— Begin INPUT MATERIAL —

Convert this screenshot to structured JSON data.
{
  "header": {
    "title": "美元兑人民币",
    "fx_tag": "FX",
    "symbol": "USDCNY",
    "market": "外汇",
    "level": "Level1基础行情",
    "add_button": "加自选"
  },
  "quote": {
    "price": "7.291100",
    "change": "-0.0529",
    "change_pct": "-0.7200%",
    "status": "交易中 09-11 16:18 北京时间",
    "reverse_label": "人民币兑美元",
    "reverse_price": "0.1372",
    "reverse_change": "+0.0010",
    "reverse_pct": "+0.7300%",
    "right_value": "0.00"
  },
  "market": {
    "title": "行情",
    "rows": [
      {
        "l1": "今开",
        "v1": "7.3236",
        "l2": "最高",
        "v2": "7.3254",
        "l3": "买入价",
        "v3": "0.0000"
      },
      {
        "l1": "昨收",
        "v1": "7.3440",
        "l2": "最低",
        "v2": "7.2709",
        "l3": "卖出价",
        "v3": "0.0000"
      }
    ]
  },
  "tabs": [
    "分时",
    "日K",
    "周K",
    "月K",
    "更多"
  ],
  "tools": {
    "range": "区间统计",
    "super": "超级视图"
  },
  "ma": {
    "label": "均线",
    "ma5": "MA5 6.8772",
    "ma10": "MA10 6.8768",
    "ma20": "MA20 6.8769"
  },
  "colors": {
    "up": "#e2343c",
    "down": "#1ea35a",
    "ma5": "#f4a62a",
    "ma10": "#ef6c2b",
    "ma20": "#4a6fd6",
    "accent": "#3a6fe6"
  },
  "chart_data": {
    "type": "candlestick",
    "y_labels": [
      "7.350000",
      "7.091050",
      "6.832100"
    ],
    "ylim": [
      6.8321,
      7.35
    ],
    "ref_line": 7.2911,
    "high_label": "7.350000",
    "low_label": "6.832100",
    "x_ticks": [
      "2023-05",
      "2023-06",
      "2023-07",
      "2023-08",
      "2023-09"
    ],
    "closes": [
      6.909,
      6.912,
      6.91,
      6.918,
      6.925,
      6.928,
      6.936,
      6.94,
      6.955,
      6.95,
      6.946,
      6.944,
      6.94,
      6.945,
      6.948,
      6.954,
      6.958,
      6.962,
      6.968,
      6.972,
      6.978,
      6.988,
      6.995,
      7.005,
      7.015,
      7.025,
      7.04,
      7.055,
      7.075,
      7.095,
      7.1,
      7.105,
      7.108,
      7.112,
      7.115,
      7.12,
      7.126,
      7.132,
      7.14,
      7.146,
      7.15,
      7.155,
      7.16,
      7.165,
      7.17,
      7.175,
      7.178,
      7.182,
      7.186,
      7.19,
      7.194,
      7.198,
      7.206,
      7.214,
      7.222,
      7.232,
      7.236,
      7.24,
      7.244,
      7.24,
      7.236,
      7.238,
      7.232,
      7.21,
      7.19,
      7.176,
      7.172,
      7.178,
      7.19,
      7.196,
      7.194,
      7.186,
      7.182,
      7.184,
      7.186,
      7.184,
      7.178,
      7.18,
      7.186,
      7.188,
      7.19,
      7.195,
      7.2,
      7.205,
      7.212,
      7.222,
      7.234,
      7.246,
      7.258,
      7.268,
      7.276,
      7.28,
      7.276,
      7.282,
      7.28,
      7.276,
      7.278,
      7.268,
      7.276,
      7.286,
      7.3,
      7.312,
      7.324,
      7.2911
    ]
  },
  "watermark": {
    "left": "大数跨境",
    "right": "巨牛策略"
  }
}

— End INPUT MATERIAL —

EXERCISE BRIEF - Retype the entries exactly, including every line.

WRITTEN SOLUTION -
Convert this screenshot to structured JSON data.
{
  "header": {
    "title": "美元兑人民币",
    "fx_tag": "FX",
    "symbol": "USDCNY",
    "market": "外汇",
    "level": "Level1基础行情",
    "add_button": "加自选"
  },
  "quote": {
    "price": "7.291100",
    "change": "-0.0529",
    "change_pct": "-0.7200%",
    "status": "交易中 09-11 16:18 北京时间",
    "reverse_label": "人民币兑美元",
    "reverse_price": "0.1372",
    "reverse_change": "+0.0010",
    "reverse_pct": "+0.7300%",
    "right_value": "0.00"
  },
  "market": {
    "title": "行情",
    "rows": [
      {
        "l1": "今开",
        "v1": "7.3236",
        "l2": "最高",
        "v2": "7.3254",
        "l3": "买入价",
        "v3": "0.0000"
      },
      {
        "l1": "昨收",
        "v1": "7.3440",
        "l2": "最低",
        "v2": "7.2709",
        "l3": "卖出价",
        "v3": "0.0000"
      }
    ]
  },
  "tabs": [
    "分时",
    "日K",
    "周K",
    "月K",
    "更多"
  ],
  "tools": {
    "range": "区间统计",
    "super": "超级视图"
  },
  "ma": {
    "label": "均线",
    "ma5": "MA5 6.8772",
    "ma10": "MA10 6.8768",
    "ma20": "MA20 6.8769"
  },
  "colors": {
    "up": "#e2343c",
    "down": "#1ea35a",
    "ma5": "#f4a62a",
    "ma10": "#ef6c2b",
    "ma20": "#4a6fd6",
    "accent": "#3a6fe6"
  },
  "chart_data": {
    "type": "candlestick",
    "y_labels": [
      "7.350000",
      "7.091050",
      "6.832100"
    ],
    "ylim": [
      6.8321,
      7.35
    ],
    "ref_line": 7.2911,
    "high_label": "7.350000",
    "low_label": "6.832100",
    "x_ticks": [
      "2023-05",
      "2023-06",
      "2023-07",
      "2023-08",
      "2023-09"
    ],
    "closes": [
      6.909,
      6.912,
      6.91,
      6.918,
      6.925,
      6.928,
      6.936,
      6.94,
      6.955,
      6.95,
      6.946,
      6.944,
      6.94,
      6.945,
      6.948,
      6.954,
      6.958,
      6.962,
      6.968,
      6.972,
      6.978,
      6.988,
      6.995,
      7.005,
      7.015,
      7.025,
      7.04,
      7.055,
      7.075,
      7.095,
      7.1,
      7.105,
      7.108,
      7.112,
      7.115,
      7.12,
      7.126,
      7.132,
      7.14,
      7.146,
      7.15,
      7.155,
      7.16,
      7.165,
      7.17,
      7.175,
      7.178,
      7.182,
      7.186,
      7.19,
      7.194,
      7.198,
      7.206,
      7.214,
      7.222,
      7.232,
      7.236,
      7.24,
      7.244,
      7.24,
      7.236,
      7.238,
      7.232,
      7.21,
      7.19,
      7.176,
      7.172,
      7.178,
      7.19,
      7.196,
      7.194,
      7.186,
      7.182,
      7.184,
      7.186,
      7.184,
      7.178,
      7.18,
      7.186,
      7.188,
      7.19,
      7.195,
      7.2,
      7.205,
      7.212,
      7.222,
      7.234,
      7.246,
      7.258,
      7.268,
      7.276,
      7.28,
      7.276,
      7.282,
      7.28,
      7.276,
      7.278,
      7.268,
      7.276,
      7.286,
      7.3,
      7.312,
      7.324,
      7.2911
    ]
  },
  "watermark": {
    "left": "大数跨境",
    "right": "巨牛策略"
  }
}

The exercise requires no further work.